Travail à faire -
1 – Dans l'extrait sur les attaques rebelles au Rwanda, reformulez de manière plus concise le paragraphe commençant par « Afin de comprendre et de saisir », en conservant ses faits essentiels.
2 – Rédigez la suite de l'extrait sur les attaques rebelles au Rwanda, à partir de sa dernière phrase.

Depuis la fin de la « guerre des infiltrés » (intambara y’abacengenzi) en 1998, il n’y avait quasiment plus eu d’attaque de rebelles armés sur le sol rwandais. Pourtant depuis 2017, il y a une importante recrudescence d’actions menées sur le territoire rwandais contre le pouvoir afin de contraindre le régime du FPR-Inkotanyi.

Afin de comprendre et de saisir les tenants et aboutissants de ce phénomène, Jambonews a souhaité rencontrer les acteurs de cette nouvelle vague. C’est ainsi que nous avons eu un entretien il y a quelques semaines avec la nouvelle présidente du CNRD, madame Francine Umubyeyi. Cette fois, nous avons pu nous entretenir avec le général de brigade Antoine Hakizimana, dit « Jeva ». C’est un commandant de secteur opérationnel au sein des Forces de Libération Nationale et c’est aussi le Coordinateur des Opérations du FLN.

Lors de la conversation téléphonique que nous avons eu pour réaliser cette interview, le Général Jeva nous a dit se situer à Nyamagabe (dans le sud du Rwanda).

Listing fourni -
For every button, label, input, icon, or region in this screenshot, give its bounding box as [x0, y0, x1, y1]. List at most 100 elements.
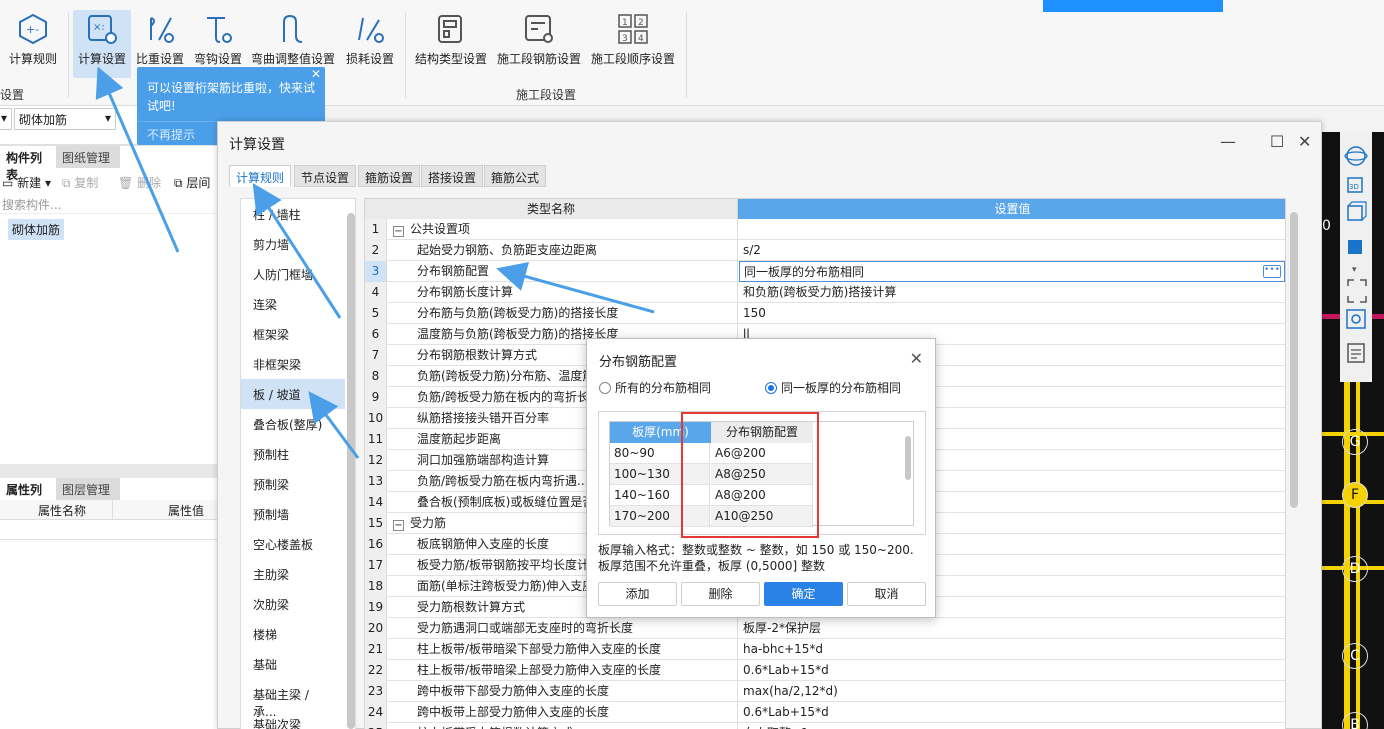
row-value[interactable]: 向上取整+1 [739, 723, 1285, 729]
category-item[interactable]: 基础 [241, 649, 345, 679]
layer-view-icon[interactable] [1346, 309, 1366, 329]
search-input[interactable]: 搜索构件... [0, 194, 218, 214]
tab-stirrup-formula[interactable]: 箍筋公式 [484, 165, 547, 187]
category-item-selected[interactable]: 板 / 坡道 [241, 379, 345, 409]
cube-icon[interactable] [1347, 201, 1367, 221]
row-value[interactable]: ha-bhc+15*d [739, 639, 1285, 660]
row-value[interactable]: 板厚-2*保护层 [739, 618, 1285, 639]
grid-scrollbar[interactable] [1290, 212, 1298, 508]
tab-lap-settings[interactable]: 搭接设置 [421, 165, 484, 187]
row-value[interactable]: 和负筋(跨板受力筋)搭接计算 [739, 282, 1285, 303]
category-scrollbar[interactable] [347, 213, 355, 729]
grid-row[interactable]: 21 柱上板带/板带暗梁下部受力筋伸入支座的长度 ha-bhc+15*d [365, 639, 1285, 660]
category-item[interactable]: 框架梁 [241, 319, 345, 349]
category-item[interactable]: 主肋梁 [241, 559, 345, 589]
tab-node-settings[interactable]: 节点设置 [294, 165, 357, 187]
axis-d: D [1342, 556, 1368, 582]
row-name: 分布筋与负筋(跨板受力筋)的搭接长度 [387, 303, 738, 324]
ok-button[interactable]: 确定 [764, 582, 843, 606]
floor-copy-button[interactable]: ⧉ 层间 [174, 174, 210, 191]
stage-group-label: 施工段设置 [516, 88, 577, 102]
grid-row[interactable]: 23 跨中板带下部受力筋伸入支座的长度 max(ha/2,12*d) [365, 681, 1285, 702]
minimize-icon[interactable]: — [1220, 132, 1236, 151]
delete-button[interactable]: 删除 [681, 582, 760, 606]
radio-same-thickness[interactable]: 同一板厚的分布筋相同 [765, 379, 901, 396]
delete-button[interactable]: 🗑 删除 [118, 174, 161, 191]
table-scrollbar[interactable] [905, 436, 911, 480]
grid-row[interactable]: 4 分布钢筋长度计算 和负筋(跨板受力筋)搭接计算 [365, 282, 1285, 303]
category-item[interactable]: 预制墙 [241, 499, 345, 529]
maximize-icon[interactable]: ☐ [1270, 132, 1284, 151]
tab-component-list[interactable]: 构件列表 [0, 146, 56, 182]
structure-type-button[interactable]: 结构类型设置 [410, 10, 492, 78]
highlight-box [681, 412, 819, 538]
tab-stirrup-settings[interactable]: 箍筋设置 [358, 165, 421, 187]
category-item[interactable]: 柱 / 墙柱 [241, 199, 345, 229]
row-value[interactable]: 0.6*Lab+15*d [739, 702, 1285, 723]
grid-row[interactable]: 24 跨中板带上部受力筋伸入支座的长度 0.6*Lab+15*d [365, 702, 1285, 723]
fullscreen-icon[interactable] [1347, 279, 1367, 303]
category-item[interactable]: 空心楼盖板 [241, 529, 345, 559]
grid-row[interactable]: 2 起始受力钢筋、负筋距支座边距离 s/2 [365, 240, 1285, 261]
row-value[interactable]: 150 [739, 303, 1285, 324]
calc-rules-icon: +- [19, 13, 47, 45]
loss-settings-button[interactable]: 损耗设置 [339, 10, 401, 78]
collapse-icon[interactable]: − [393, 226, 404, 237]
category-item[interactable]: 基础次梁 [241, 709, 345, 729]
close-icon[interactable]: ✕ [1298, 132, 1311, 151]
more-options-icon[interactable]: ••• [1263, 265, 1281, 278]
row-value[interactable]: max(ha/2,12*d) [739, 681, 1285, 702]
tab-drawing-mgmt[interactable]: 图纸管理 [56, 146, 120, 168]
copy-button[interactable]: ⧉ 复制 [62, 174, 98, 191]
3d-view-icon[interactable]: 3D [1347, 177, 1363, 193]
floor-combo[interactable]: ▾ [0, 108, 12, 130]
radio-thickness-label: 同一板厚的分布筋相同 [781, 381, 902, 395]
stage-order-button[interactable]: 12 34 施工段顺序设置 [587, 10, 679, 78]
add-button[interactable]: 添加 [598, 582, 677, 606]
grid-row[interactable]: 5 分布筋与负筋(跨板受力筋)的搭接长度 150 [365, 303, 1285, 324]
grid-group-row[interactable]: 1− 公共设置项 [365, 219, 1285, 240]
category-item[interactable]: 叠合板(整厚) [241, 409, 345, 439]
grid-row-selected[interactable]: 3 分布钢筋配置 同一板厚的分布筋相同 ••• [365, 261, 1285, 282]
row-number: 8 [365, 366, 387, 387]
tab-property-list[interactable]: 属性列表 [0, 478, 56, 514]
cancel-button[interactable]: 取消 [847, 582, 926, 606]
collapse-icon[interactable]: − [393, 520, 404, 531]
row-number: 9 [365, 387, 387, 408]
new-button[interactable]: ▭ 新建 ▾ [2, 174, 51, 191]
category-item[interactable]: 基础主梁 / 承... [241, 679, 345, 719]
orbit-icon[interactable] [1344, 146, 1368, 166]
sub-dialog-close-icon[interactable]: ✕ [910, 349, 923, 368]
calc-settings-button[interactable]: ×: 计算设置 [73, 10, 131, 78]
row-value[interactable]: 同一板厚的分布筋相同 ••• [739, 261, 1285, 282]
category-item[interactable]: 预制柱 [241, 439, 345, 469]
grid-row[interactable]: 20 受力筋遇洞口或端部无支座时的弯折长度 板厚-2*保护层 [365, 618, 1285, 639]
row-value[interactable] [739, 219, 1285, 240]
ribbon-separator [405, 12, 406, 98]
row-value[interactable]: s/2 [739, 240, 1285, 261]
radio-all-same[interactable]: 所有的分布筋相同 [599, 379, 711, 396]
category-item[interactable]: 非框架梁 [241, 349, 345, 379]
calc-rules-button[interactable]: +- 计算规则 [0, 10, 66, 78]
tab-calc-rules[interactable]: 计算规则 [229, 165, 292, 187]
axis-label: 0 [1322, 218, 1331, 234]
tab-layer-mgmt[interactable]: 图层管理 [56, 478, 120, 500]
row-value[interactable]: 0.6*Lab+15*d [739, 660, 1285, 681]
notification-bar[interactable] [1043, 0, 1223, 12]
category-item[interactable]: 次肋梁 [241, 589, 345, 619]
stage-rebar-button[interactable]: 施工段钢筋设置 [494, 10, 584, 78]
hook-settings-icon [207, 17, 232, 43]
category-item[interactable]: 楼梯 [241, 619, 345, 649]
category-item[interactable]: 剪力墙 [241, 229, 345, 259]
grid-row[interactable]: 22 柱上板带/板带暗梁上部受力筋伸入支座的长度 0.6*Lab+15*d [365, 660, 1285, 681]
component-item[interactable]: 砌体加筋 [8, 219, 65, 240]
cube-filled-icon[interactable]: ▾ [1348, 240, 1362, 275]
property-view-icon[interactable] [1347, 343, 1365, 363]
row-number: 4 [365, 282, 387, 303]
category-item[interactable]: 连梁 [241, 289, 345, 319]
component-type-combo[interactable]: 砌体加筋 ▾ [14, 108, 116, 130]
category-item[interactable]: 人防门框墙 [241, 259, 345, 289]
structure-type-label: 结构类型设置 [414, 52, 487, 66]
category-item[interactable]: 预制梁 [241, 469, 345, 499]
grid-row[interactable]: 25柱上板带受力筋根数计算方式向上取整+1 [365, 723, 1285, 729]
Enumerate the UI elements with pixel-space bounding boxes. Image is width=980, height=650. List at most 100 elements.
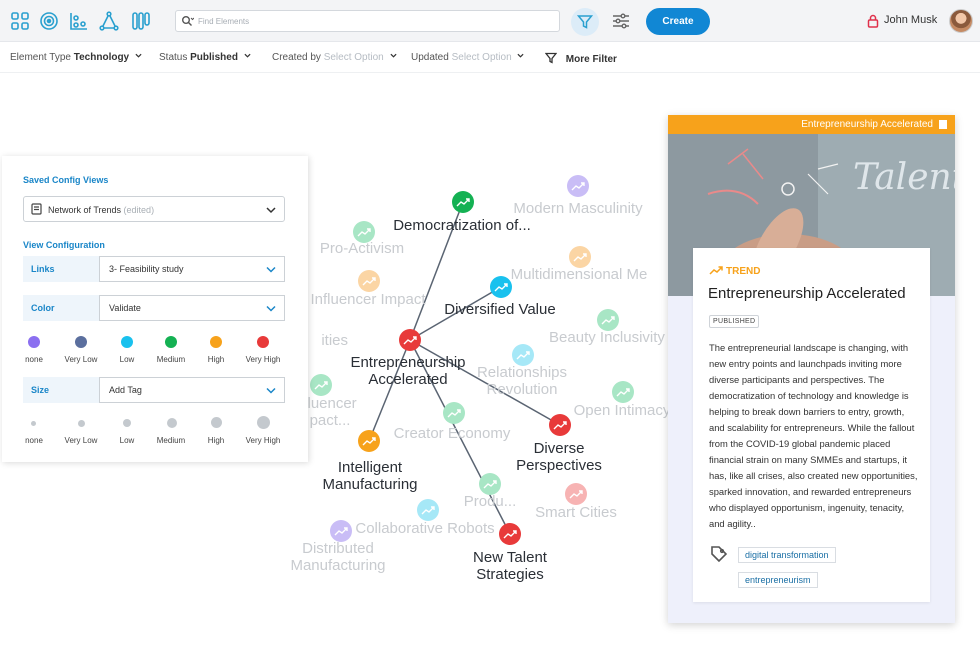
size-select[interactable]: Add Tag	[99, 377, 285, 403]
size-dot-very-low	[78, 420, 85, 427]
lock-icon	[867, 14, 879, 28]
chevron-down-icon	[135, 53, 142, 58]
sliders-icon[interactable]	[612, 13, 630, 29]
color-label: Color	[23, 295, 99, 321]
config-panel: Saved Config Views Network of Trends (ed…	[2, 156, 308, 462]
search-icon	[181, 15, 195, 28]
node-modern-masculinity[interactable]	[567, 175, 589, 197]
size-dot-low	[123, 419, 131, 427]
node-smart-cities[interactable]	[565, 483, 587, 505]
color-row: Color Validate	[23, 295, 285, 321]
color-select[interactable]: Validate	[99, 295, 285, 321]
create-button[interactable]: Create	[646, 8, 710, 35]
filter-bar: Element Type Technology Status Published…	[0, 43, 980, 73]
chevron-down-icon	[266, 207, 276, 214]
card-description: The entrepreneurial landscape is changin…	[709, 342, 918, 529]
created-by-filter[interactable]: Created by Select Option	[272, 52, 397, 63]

Réponses ci-dessous -
1 – Pour comprendre ce phénomène, Jambonews a voulu rencontrer les acteurs de cette nouvelle vague. Après un entretien avec Francine Umubyeyi, nouvelle présidente du CNRD, le média a interrogé le général de brigade Antoine Hakizimana, dit « Jeva ». Il est commandant de secteur opérationnel au sein des Forces de Libération Nationale et coordinateur des opérations du FLN.

2 –
Jambonews : Pouvez – vous brièvement vous présenter ? 

Gen. Antoine Hakizimana « Jeva » : Bonjour, Messieurs les journalistes de Jambonews! Avant de me présenter, je voudrais d’abord vous remercier  de m’avoir accordé cette occasion propice pour cette interview avec votre journal Jambonews que je respecte beaucoup pour le rôle de ses publications dans la recherche et la communication de la vérité.

En ce qui me concerne personnellement, comme vous venez de me le demander, je réponds au nom de Général de Brigade JEVA ANTOINE HAKIZIMANA. Je suis âgé de 47 ans. Je suis originaire de l’ancienne Préfecture de Cyangugu, Commune Kirambo; actuellement c’est dans la Province de l’Ouest, District de Nyamasheke. Je suis marié à Madame JEANNETTE MUKAMUHIRE TUMUSIFU, avec qui nous avons eu deux enfants, une fille, JOY GLOIRE UWERA SOLANGE  âgée de 14 ans et un garçon, EDI DIEU MERCI NIYONZIZA BIENVENUEâgé de 11ans. Ils ont tous été kidnappés par le régime terroriste du FPR depuis  l’année passée, lors de l’opération ignoble de rapatriement forcé des réfugiés rwandais de KALEHE en novembre et décembre 2019. 

Je suis le Commandant de l’un des Secteurs opérationnels au sein des Forces de Libération Nationale,  en même temps  le Coordinateur  des Opérations dans les FLN .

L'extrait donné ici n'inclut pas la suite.